▶ AIM OF THE TASK
Exactly reproduce all the records, keeping pictures out of the copy.

--- START OF RECORDS FOR THIS TASK ---

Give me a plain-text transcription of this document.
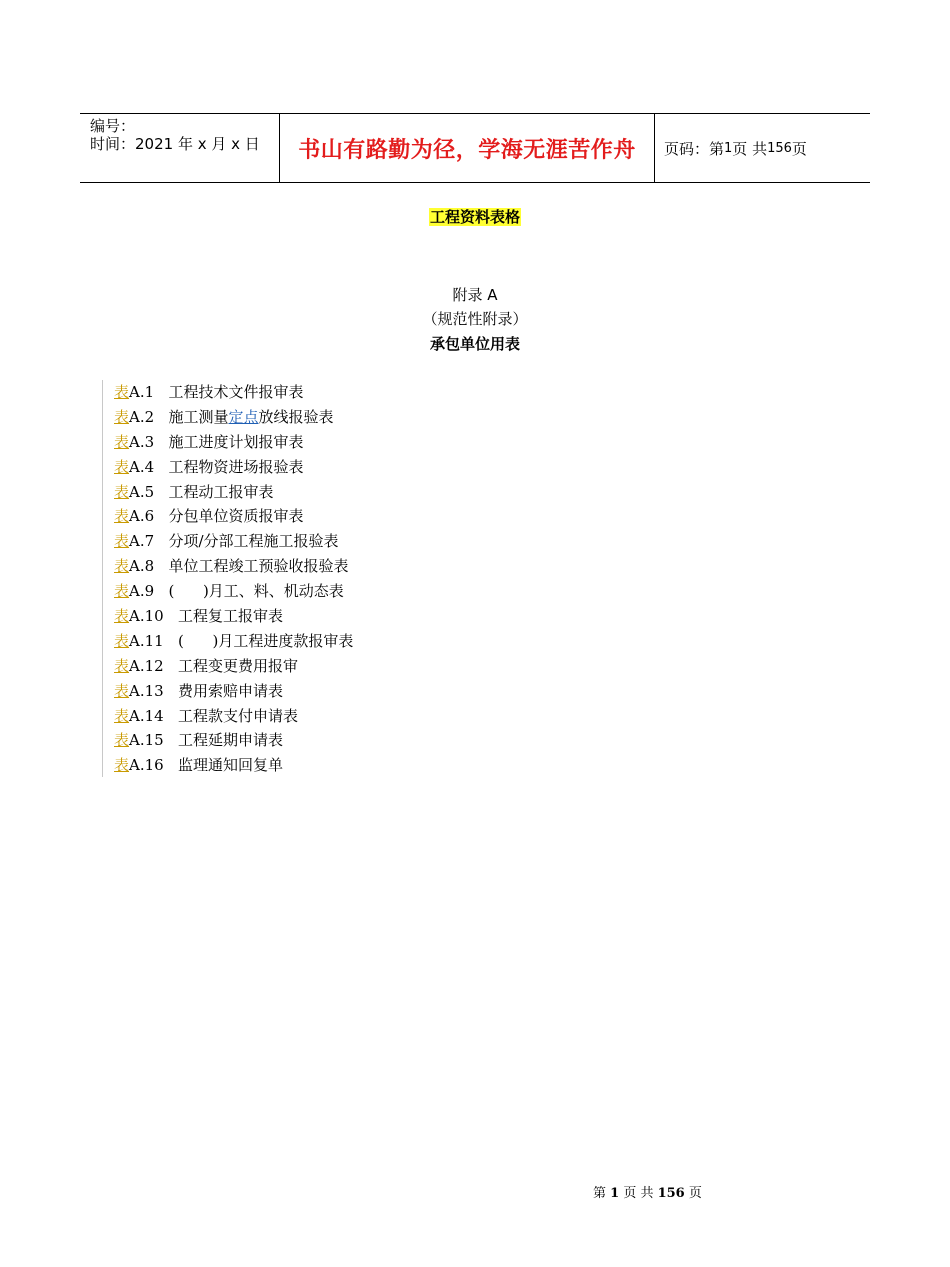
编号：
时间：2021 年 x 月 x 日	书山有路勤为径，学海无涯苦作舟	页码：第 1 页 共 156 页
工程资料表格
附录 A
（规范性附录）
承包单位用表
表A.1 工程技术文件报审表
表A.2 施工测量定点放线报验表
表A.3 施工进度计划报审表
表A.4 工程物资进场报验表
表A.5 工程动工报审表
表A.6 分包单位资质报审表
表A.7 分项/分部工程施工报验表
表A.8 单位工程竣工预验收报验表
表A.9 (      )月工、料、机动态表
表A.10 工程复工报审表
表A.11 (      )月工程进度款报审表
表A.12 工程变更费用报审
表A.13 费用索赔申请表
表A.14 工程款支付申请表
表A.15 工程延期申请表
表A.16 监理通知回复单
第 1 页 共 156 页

--- END OF RECORDS FOR THIS TASK ---

▶ EXERCISE RESULT
Give me a plain-text transcription of this document.
编号：
时间：2021 年 x 月 x 日	书山有路勤为径，学海无涯苦作舟	页码：第 1 页 共 156 页
工程资料表格
附录 A
（规范性附录）
承包单位用表
表A.1 工程技术文件报审表
表A.2 施工测量定点放线报验表
表A.3 施工进度计划报审表
表A.4 工程物资进场报验表
表A.5 工程动工报审表
表A.6 分包单位资质报审表
表A.7 分项/分部工程施工报验表
表A.8 单位工程竣工预验收报验表
表A.9 (      )月工、料、机动态表
表A.10 工程复工报审表
表A.11 (      )月工程进度款报审表
表A.12 工程变更费用报审
表A.13 费用索赔申请表
表A.14 工程款支付申请表
表A.15 工程延期申请表
表A.16 监理通知回复单
第 1 页 共 156 页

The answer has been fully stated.